A run of records:
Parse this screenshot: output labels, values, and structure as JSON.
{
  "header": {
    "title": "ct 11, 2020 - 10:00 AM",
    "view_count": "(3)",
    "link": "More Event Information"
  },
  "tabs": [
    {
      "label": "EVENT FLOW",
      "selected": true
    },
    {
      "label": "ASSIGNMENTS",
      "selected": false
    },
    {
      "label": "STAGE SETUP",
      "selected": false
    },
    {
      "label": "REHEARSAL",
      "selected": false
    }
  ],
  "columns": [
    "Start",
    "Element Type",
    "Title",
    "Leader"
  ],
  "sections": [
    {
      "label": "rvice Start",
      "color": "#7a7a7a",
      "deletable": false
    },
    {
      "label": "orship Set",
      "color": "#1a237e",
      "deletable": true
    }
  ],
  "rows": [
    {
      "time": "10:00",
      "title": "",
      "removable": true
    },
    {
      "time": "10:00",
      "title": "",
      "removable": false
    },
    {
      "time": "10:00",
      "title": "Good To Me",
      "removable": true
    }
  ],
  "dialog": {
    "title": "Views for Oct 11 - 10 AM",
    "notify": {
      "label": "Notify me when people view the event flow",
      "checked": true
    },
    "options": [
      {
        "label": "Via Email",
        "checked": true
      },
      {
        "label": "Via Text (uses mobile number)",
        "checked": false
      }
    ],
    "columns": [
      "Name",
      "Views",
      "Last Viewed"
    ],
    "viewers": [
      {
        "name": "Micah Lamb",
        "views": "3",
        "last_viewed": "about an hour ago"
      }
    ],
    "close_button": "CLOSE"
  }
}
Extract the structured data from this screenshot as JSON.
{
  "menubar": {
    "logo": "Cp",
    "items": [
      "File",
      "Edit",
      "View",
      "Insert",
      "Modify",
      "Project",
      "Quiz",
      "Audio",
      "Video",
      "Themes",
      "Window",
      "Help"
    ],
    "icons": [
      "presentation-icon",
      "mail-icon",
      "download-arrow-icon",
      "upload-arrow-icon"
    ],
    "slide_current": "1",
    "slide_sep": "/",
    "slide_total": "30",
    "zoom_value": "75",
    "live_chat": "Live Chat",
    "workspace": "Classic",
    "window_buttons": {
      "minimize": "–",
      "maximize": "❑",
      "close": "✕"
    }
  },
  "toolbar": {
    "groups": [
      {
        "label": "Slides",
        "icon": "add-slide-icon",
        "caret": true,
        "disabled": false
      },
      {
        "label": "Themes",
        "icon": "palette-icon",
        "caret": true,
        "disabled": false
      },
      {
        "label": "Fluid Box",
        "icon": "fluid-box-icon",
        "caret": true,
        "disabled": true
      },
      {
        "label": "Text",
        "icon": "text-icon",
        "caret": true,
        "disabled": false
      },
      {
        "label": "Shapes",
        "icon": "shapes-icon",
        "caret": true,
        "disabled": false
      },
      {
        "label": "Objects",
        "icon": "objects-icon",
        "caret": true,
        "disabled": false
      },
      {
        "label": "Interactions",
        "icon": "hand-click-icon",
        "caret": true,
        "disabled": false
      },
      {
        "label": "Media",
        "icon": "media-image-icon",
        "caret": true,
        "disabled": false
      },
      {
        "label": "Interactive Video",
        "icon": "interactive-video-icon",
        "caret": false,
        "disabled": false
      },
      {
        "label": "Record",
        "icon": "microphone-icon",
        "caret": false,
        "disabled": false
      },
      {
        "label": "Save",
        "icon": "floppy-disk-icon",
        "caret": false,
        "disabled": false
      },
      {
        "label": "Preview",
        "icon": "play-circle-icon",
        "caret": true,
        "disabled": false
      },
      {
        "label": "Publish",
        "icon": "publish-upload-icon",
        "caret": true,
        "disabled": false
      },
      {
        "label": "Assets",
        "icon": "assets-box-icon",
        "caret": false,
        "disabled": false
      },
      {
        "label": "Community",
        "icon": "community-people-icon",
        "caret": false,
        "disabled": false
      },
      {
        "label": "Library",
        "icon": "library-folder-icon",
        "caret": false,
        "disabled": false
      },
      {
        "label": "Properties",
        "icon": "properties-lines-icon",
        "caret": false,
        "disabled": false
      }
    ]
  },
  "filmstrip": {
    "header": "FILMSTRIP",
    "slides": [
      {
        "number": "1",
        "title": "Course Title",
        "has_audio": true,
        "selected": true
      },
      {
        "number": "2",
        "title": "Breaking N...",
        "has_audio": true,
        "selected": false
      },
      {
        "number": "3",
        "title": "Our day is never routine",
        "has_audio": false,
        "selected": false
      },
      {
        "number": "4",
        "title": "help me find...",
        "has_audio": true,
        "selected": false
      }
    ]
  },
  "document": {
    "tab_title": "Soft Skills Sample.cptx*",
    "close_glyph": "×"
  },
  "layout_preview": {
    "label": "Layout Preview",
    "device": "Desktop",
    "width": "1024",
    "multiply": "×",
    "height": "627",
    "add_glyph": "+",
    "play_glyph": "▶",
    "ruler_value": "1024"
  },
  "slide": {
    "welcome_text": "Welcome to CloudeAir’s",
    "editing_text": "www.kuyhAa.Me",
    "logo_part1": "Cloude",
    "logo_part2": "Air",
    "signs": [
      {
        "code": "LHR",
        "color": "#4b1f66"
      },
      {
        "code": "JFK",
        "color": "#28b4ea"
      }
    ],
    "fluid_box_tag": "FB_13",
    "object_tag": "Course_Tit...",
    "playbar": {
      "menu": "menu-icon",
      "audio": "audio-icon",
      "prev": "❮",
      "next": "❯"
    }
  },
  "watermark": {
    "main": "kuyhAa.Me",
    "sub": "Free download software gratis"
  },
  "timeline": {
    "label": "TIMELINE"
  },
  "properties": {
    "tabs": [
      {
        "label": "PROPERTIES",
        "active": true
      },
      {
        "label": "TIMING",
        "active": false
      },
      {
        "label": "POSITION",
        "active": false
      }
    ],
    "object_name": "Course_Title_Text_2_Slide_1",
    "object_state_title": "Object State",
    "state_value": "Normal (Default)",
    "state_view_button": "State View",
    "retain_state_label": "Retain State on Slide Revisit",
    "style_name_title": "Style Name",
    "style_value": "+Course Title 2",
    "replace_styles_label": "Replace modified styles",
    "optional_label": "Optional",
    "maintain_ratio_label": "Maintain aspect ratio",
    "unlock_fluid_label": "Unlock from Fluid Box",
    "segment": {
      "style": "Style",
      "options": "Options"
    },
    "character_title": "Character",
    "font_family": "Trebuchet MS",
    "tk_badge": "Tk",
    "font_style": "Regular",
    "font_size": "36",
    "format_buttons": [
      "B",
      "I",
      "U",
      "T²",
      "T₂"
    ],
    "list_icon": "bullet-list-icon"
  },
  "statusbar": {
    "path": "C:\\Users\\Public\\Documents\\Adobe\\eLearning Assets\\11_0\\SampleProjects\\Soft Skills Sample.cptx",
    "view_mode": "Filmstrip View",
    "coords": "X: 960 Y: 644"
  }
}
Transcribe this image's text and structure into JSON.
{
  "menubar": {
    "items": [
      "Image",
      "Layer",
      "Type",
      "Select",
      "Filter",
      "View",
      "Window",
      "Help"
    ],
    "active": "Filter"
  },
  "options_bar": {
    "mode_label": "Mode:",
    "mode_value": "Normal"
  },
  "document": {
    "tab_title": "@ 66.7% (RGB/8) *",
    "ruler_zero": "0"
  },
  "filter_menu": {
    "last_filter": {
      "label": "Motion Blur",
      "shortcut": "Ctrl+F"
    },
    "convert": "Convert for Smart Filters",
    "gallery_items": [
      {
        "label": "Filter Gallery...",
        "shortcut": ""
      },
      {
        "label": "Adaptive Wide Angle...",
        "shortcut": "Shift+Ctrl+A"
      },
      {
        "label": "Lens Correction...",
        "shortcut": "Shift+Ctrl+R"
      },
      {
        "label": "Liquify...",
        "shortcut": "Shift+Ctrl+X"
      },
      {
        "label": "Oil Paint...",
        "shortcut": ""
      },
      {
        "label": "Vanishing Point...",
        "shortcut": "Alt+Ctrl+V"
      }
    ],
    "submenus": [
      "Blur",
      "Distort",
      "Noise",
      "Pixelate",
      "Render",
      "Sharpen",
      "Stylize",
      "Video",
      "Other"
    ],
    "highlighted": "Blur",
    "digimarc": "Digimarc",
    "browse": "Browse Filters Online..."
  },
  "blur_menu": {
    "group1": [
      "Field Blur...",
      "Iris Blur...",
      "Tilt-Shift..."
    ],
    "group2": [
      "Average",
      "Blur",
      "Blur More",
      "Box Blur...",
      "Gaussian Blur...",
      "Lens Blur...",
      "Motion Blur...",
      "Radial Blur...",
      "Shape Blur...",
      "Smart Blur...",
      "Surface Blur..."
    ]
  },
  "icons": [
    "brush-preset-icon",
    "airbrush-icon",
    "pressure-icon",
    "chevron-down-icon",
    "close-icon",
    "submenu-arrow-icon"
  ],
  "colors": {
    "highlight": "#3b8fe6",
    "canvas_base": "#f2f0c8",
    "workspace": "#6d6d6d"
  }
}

→ **INSTRUCTION**
Look through the entries above; copy every line holding the string "from".

→ **THE SOLUTION**
Extract the structured data from this screenshot as JSON.
    "unlock_fluid_label": "Unlock from Fluid Box",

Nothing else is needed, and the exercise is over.